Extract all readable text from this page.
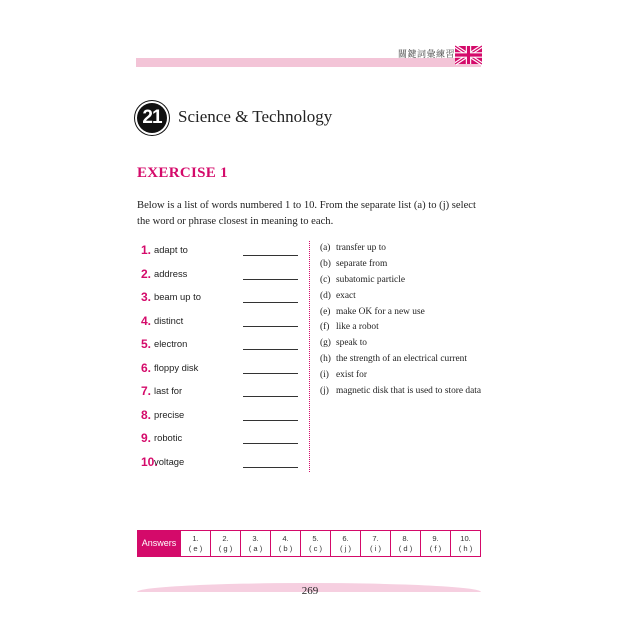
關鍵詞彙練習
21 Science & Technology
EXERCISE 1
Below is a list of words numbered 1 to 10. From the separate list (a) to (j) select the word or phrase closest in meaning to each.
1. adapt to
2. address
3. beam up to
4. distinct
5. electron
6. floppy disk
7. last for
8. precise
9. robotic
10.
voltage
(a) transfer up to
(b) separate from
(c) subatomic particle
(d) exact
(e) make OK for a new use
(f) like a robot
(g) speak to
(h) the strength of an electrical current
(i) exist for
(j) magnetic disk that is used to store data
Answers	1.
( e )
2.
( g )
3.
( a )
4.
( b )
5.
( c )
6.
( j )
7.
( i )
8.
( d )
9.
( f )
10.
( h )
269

-----

EXERCISE REQUIREMENTS :: Find each line with the string "separate" and copy it out.

SOLUTION TO THIS EXERCISE ::
Below is a list of words numbered 1 to 10. From the separate list (a) to (j) select the word or phrase closest in meaning to each.
(b) separate from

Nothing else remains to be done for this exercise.